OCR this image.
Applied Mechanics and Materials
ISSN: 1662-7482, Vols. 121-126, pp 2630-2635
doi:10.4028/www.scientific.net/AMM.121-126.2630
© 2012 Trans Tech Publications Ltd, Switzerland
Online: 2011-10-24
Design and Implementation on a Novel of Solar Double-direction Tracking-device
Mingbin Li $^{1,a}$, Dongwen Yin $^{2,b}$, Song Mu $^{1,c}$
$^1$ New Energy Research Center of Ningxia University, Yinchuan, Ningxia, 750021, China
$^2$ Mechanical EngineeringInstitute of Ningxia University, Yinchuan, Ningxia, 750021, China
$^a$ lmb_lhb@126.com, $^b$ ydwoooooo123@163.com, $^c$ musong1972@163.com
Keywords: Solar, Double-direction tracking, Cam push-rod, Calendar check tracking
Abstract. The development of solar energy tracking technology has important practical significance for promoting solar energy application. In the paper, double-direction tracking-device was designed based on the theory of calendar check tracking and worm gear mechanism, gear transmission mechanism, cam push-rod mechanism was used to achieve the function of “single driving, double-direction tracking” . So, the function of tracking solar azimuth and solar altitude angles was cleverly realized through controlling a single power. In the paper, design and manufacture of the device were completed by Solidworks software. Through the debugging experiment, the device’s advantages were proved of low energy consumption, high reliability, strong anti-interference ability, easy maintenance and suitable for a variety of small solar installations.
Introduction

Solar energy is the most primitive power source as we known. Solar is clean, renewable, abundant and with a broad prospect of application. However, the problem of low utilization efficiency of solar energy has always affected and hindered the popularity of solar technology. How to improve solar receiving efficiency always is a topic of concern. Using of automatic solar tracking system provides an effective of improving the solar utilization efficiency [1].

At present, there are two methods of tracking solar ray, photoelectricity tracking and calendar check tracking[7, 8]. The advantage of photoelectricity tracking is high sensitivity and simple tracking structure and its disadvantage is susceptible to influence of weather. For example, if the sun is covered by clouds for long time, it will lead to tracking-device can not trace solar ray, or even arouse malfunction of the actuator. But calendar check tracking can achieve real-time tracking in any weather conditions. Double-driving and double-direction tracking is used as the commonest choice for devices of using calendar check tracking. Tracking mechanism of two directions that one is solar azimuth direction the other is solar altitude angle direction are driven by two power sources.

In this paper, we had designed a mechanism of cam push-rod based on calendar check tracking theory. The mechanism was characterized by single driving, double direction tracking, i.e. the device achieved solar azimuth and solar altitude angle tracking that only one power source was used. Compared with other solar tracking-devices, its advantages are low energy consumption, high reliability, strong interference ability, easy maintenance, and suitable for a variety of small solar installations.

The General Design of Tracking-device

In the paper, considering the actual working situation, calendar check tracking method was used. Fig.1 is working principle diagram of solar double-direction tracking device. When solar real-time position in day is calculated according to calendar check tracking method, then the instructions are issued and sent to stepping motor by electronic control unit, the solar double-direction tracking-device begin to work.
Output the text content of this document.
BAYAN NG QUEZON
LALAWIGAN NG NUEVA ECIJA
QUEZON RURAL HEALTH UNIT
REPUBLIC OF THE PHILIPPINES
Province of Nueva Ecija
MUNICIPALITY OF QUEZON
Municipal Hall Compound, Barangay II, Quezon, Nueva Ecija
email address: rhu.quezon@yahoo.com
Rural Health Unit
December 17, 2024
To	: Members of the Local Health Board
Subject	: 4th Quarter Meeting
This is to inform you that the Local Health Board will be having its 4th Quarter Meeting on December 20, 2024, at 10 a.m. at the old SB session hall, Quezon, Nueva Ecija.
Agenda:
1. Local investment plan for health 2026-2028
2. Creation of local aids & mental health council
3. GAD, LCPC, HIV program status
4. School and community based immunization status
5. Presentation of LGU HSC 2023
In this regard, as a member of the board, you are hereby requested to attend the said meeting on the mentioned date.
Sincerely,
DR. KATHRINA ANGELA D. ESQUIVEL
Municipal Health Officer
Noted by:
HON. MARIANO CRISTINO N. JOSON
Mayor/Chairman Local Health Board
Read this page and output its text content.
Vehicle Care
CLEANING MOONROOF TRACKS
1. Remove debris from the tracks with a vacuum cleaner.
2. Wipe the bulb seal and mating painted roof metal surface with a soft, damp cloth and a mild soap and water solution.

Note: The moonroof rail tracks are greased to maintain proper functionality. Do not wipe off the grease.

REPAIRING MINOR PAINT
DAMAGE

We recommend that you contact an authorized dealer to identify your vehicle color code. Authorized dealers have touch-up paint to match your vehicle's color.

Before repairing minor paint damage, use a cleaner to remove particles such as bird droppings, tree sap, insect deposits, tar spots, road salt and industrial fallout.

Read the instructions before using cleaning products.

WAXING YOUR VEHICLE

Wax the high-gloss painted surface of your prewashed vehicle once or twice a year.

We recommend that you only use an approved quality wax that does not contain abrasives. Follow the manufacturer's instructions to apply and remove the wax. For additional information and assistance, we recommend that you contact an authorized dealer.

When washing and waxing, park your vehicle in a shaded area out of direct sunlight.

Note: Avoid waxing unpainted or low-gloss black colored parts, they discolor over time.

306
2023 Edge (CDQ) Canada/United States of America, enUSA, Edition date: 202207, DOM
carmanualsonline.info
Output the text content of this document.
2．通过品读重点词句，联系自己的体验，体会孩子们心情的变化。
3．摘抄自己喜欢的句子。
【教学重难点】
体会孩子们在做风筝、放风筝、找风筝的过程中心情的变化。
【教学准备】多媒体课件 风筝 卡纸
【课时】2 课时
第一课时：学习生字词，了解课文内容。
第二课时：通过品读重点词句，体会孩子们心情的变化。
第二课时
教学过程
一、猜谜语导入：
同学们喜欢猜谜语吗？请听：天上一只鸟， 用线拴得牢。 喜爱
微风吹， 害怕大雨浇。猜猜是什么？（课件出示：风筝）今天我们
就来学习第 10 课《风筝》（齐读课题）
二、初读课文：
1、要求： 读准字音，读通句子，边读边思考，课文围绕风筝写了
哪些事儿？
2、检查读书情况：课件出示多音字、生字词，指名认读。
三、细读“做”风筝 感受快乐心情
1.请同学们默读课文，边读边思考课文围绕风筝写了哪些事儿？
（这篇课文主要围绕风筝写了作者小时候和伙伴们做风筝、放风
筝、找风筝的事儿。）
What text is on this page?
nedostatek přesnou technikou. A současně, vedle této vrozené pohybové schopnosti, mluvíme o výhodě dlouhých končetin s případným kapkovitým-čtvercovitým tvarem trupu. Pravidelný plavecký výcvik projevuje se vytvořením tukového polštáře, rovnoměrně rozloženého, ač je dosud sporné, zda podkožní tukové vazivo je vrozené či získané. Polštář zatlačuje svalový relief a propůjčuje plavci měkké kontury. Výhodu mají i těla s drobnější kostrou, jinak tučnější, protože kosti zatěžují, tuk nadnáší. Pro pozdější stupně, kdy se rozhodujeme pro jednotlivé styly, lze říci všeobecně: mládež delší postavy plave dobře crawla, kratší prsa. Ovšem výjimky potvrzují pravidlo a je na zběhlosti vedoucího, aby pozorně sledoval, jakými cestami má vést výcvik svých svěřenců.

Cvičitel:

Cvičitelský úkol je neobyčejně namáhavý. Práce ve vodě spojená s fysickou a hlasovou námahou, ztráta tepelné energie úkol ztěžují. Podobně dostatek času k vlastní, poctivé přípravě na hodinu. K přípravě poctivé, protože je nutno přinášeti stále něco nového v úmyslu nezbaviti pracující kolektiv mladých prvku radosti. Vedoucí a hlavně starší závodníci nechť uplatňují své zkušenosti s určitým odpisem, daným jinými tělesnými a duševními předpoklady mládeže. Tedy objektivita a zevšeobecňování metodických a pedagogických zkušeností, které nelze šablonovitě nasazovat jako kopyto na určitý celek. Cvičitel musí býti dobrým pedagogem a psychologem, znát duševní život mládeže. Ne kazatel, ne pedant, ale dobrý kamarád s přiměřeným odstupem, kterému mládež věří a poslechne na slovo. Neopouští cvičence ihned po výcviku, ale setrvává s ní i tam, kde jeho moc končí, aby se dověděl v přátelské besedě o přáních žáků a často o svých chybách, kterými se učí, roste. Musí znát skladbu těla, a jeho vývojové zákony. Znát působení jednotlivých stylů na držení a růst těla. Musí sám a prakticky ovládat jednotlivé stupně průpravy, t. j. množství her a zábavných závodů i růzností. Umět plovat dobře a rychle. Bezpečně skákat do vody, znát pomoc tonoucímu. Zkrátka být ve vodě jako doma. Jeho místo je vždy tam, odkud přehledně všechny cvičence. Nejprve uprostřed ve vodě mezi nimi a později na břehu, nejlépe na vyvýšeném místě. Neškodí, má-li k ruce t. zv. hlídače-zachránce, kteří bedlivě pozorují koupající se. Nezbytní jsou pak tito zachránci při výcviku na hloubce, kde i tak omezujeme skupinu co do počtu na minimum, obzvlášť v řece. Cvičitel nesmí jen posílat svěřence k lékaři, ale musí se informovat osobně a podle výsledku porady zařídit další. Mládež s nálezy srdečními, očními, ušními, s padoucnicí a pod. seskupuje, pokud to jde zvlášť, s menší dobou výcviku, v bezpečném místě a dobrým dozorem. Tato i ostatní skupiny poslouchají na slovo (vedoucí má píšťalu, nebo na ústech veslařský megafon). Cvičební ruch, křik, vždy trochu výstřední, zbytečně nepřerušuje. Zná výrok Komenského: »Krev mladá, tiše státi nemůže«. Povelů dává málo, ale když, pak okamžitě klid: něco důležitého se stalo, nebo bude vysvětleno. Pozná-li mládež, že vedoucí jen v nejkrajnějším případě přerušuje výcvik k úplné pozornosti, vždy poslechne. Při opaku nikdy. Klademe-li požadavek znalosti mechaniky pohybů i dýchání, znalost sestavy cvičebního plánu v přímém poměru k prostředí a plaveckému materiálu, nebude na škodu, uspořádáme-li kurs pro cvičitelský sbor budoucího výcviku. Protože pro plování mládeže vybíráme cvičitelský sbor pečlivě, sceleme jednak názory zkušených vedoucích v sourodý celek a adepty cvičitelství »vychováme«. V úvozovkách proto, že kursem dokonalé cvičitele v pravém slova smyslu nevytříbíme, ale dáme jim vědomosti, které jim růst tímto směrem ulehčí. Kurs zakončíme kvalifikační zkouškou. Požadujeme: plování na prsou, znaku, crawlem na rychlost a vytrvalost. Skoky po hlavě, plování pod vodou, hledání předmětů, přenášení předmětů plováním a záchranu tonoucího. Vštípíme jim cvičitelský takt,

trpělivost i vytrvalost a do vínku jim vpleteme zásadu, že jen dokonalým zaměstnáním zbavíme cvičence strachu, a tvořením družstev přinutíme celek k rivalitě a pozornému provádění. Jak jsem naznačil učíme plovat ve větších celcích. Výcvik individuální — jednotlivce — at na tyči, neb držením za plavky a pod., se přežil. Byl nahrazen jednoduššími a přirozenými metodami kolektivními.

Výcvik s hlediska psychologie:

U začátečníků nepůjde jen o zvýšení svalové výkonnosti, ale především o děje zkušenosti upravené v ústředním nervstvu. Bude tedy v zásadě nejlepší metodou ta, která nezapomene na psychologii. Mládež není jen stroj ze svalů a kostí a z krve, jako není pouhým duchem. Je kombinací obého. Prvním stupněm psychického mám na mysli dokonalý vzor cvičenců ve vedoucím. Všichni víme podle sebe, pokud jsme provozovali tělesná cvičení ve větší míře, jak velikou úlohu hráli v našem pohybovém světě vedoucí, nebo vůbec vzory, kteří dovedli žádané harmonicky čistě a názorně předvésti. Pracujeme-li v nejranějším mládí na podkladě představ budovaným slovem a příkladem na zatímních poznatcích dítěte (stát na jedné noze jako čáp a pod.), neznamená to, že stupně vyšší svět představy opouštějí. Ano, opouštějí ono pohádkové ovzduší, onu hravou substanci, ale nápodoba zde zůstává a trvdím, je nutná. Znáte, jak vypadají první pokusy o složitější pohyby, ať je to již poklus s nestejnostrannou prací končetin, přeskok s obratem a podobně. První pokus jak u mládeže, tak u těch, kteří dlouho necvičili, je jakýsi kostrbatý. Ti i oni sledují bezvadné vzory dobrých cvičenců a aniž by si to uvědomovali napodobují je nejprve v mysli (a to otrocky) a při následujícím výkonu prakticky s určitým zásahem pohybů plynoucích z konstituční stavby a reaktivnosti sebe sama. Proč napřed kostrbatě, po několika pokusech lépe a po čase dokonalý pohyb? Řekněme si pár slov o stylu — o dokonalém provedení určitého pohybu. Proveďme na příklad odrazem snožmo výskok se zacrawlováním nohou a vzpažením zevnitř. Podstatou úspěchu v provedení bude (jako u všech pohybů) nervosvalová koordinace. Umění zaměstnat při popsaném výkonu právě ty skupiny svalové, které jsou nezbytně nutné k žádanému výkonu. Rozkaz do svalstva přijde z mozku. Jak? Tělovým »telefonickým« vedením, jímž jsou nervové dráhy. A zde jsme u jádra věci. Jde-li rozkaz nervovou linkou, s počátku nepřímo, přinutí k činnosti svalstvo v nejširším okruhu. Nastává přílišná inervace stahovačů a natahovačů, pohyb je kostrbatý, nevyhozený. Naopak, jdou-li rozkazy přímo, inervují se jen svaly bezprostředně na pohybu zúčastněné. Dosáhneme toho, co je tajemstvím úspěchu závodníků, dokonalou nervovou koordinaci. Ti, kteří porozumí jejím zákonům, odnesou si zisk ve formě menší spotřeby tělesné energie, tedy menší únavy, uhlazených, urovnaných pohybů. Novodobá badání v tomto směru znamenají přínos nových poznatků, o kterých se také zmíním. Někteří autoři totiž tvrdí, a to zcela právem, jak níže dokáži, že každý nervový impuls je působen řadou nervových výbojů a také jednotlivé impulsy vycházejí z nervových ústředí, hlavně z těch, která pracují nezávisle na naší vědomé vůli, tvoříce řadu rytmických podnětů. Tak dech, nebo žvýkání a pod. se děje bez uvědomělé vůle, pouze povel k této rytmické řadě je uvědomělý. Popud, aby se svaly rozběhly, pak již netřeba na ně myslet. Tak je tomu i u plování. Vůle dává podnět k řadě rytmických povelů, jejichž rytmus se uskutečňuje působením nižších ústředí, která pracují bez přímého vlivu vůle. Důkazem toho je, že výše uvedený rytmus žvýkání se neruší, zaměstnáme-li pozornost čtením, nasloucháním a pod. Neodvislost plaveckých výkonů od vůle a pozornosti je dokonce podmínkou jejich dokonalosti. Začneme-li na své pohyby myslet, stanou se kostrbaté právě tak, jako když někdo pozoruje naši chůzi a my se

■ What the task asks
Lines holding the word "Yinchuan" in the entries above are the ones to pull out. Copy them all.

■ Reply
$^1$ New Energy Research Center of Ningxia University, Yinchuan, Ningxia, 750021, China
$^2$ Mechanical EngineeringInstitute of Ningxia University, Yinchuan, Ningxia, 750021, China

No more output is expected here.